Task details: A line counts if it contains the string "screenshot"; say how many such lines there are, giving only the number.

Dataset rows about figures
BEGIN
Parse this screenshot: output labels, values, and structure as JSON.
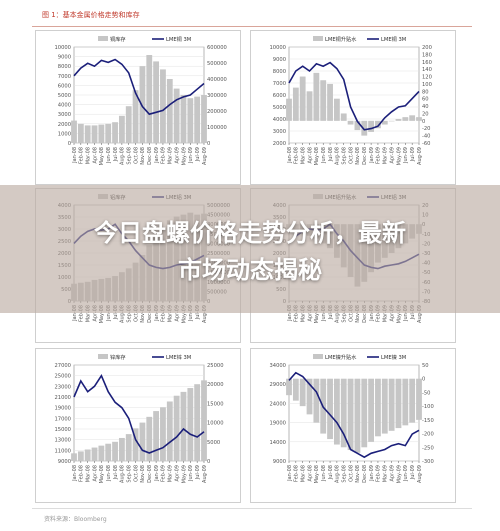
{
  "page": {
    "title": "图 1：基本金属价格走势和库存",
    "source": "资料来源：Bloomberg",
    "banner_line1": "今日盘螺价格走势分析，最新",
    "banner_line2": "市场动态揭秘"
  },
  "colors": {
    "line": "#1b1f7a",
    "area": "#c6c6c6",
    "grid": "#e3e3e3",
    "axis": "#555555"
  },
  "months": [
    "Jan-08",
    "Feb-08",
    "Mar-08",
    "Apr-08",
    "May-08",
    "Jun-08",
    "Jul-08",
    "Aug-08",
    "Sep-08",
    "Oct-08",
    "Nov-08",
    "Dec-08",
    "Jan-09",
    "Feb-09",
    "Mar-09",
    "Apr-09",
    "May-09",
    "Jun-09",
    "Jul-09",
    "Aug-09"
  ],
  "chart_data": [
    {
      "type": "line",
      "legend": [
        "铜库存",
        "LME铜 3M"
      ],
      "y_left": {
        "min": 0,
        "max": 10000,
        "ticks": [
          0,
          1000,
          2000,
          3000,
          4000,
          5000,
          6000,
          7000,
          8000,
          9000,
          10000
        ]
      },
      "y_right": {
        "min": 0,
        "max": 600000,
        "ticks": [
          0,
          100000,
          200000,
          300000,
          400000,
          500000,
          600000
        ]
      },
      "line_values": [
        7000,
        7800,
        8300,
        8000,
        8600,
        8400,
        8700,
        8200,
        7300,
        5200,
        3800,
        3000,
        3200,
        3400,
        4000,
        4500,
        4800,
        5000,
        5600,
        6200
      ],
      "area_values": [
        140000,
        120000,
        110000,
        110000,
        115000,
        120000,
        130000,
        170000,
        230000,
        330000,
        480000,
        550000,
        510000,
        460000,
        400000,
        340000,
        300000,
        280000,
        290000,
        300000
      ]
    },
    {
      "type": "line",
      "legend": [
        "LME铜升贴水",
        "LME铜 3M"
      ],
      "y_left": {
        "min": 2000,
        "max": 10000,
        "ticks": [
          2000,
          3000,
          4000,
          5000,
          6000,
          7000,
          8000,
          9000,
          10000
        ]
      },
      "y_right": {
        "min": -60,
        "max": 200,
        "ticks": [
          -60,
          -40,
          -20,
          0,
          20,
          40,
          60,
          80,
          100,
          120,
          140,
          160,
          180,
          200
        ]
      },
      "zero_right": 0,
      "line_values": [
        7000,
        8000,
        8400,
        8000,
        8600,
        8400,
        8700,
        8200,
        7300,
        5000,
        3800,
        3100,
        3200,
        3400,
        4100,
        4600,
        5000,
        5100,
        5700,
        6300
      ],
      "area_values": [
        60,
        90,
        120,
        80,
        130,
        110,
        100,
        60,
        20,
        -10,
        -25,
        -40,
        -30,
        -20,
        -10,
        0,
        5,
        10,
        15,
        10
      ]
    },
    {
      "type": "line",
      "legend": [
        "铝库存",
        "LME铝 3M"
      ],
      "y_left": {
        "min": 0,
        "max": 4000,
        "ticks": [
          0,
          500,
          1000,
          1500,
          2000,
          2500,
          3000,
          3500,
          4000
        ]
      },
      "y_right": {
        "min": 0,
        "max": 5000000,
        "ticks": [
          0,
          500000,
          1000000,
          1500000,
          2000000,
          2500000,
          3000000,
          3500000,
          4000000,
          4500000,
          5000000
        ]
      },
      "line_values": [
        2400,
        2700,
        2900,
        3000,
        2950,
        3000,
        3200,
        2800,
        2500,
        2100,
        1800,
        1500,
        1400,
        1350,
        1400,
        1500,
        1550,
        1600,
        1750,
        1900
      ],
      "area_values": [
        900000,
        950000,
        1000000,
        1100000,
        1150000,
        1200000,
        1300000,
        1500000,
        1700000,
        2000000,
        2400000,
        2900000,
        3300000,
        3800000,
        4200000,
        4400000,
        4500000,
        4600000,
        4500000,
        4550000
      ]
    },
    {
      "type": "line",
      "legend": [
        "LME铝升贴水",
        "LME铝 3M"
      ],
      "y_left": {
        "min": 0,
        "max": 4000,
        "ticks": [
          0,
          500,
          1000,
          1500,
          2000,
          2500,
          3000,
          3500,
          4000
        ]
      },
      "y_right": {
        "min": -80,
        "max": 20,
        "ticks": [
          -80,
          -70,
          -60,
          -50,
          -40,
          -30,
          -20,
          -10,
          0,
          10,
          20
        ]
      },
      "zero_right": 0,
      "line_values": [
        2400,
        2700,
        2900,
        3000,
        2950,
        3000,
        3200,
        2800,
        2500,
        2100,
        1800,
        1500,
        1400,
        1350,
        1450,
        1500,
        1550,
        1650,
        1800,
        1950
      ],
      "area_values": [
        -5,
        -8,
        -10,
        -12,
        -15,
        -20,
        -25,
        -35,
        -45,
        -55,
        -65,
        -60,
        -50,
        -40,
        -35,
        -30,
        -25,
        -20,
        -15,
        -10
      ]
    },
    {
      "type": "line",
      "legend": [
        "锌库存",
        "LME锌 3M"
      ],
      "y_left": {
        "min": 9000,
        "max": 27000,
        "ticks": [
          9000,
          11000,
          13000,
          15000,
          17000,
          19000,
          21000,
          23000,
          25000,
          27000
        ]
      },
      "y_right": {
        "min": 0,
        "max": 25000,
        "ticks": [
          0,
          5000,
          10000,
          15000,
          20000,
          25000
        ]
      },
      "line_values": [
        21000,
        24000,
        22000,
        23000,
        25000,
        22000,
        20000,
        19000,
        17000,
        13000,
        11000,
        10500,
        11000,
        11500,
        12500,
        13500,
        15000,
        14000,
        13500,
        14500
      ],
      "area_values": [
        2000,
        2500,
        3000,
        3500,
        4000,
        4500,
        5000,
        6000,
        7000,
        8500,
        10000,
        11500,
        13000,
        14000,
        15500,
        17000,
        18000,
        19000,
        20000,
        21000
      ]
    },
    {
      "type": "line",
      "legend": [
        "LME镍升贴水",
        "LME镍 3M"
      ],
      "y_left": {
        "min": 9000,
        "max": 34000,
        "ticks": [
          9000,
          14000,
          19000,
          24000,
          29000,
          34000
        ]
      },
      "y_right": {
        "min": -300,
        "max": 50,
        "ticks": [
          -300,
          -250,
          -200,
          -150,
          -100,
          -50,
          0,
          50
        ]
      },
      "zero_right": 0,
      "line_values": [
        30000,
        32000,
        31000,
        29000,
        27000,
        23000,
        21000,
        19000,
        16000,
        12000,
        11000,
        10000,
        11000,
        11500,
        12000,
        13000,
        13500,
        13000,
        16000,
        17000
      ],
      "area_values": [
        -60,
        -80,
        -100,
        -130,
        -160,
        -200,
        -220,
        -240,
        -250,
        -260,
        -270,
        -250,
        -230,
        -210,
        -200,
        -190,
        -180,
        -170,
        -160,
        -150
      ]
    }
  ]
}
END
BEGIN
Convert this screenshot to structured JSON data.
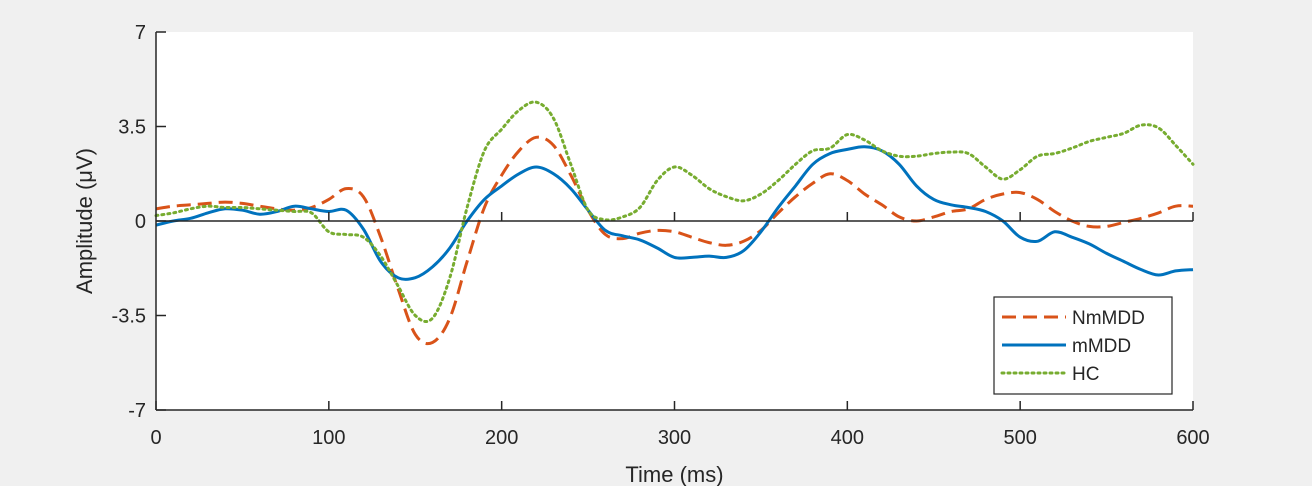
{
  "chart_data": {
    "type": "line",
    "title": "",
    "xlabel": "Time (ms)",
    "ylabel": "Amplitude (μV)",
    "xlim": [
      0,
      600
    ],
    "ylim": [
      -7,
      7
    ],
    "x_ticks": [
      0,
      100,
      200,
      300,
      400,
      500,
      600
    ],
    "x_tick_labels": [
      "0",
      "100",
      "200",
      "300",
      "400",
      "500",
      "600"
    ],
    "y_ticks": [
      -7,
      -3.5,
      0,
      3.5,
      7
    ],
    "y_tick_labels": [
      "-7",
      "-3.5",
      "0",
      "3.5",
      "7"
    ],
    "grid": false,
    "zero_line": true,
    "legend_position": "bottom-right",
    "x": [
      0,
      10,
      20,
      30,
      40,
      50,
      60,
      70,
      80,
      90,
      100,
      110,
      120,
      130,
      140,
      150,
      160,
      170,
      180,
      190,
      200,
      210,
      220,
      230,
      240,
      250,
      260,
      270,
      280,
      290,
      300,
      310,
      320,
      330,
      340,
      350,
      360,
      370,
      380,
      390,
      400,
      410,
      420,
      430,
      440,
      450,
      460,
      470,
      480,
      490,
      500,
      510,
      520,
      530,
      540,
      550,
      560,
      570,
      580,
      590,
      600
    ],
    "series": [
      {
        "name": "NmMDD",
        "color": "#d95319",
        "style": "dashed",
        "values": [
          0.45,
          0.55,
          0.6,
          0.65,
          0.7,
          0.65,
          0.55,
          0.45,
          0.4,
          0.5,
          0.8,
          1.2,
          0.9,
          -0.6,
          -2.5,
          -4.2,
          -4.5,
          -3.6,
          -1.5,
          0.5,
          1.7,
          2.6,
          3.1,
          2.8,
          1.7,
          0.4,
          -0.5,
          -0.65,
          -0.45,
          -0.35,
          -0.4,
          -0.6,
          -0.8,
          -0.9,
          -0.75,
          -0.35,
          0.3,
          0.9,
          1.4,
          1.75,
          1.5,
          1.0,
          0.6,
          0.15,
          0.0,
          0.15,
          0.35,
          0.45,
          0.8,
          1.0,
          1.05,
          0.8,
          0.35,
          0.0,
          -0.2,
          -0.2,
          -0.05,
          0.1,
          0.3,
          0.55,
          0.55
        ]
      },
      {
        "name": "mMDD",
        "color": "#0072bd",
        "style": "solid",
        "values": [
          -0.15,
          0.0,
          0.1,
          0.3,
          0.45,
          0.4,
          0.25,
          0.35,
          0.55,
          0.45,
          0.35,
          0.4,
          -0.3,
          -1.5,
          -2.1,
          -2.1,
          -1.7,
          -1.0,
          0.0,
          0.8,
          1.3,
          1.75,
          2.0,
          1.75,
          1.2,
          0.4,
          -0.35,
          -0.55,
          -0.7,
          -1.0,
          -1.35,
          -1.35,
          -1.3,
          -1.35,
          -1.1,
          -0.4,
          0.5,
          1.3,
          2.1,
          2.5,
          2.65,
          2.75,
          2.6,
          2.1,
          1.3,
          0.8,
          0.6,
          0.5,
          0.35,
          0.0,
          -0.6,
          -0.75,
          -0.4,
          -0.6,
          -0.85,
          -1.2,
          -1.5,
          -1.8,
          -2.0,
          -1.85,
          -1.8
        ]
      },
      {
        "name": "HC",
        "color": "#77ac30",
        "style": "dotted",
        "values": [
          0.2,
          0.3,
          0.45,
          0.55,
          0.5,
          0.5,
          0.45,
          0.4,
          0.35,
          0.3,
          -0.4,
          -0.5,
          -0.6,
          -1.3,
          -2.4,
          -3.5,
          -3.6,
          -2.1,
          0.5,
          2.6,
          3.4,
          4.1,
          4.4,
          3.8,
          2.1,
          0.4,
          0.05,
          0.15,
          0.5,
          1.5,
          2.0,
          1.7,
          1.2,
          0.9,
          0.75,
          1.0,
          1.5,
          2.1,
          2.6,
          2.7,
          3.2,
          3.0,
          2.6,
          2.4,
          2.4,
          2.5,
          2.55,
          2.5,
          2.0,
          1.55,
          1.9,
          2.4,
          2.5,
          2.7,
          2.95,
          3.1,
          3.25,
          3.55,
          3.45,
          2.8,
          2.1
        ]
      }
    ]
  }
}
END
BEGIN
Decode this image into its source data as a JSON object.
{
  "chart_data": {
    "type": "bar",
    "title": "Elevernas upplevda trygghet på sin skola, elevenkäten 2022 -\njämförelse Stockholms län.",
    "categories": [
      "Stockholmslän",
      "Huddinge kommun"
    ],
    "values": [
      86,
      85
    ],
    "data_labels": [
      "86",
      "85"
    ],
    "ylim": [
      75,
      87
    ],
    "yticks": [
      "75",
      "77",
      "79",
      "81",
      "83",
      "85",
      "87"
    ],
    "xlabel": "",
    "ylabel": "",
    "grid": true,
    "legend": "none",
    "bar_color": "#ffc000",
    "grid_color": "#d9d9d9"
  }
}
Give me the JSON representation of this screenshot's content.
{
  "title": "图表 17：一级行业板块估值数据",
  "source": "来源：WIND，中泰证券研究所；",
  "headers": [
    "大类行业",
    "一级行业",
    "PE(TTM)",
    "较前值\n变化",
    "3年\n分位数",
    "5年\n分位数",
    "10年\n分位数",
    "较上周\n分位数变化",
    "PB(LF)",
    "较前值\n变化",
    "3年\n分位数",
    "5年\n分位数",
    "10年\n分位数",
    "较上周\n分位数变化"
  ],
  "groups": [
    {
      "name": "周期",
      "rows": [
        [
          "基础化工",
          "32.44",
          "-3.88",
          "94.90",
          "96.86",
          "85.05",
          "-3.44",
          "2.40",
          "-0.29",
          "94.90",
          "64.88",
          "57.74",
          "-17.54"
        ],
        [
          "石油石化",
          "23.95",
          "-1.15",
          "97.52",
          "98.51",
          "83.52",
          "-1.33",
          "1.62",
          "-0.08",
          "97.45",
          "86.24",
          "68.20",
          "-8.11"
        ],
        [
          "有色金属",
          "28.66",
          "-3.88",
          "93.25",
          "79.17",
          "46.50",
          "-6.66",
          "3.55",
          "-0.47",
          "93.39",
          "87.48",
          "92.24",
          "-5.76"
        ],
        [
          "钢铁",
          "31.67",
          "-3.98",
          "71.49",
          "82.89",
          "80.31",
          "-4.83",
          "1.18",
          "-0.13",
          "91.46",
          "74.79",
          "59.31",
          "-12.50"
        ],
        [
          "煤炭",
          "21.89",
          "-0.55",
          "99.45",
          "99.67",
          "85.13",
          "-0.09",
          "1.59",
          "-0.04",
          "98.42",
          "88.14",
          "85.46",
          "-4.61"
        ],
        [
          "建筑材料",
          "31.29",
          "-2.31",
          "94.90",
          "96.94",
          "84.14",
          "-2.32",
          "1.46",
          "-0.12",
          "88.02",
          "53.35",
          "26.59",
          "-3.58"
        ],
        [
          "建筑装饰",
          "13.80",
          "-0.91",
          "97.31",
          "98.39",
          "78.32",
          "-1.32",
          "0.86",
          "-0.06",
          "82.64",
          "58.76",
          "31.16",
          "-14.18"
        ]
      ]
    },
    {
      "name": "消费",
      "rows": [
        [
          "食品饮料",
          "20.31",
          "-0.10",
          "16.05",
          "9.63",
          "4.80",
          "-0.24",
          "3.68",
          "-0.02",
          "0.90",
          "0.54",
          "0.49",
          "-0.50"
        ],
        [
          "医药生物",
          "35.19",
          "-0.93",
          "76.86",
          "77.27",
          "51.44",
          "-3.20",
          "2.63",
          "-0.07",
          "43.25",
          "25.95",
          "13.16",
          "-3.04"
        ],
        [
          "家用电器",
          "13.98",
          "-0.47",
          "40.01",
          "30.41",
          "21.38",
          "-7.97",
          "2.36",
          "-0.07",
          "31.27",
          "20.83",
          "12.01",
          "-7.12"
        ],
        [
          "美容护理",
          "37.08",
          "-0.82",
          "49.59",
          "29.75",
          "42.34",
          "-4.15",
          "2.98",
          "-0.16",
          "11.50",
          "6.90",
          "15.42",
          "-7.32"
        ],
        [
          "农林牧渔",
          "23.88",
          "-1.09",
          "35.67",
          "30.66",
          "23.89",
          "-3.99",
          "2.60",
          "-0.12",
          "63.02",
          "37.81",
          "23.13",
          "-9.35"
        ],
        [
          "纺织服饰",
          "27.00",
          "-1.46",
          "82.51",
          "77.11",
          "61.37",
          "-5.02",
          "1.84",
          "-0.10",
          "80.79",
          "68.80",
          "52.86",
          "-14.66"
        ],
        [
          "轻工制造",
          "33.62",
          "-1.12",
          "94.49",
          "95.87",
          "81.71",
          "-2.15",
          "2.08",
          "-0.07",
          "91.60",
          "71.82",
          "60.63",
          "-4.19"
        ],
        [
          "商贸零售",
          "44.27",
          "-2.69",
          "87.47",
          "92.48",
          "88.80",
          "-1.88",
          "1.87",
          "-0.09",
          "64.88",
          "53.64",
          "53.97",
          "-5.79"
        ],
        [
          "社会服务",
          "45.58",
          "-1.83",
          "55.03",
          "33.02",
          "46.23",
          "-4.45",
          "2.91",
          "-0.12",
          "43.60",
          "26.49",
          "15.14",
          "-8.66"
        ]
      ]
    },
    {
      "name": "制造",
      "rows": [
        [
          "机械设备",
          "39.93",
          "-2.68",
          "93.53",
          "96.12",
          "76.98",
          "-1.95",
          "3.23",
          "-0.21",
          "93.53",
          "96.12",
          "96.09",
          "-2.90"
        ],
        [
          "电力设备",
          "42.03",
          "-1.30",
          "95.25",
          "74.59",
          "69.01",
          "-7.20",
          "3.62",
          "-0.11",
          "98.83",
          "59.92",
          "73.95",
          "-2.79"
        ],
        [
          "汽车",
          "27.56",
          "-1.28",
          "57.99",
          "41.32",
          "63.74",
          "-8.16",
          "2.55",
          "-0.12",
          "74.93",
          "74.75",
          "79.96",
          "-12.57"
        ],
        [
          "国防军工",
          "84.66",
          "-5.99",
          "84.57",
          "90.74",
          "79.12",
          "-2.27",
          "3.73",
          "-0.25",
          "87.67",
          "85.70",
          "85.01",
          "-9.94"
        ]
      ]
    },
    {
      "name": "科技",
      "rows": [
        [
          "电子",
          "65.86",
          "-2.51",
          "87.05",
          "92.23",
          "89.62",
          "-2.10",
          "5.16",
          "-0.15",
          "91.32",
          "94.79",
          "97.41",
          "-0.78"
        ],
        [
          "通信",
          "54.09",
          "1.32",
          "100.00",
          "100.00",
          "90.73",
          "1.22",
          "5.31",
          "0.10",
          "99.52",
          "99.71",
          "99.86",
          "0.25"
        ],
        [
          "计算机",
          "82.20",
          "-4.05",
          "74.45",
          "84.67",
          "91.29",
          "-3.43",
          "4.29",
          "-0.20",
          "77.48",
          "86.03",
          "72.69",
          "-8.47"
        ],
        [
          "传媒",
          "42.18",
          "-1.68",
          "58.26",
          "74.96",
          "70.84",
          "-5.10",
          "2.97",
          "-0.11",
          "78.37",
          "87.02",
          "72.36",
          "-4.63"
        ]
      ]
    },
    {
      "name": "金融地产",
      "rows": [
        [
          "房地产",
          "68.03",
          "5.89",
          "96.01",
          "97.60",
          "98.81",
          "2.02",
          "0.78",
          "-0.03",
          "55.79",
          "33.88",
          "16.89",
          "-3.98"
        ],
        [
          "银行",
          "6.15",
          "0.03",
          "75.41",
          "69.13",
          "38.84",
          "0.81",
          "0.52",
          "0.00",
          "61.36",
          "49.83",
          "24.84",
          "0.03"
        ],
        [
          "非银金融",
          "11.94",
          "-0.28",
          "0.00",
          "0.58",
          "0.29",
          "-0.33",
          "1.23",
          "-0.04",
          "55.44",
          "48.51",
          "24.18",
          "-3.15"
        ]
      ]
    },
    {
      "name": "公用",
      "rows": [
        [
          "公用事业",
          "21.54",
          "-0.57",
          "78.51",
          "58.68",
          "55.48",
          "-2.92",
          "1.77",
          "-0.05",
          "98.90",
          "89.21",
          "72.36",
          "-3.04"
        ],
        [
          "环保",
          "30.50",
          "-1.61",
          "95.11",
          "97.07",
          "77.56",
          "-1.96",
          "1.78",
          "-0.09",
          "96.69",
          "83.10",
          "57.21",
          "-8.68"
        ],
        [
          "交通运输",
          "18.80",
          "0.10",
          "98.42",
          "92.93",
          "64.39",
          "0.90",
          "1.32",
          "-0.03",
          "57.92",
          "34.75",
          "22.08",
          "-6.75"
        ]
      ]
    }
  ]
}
END
Full answer: 3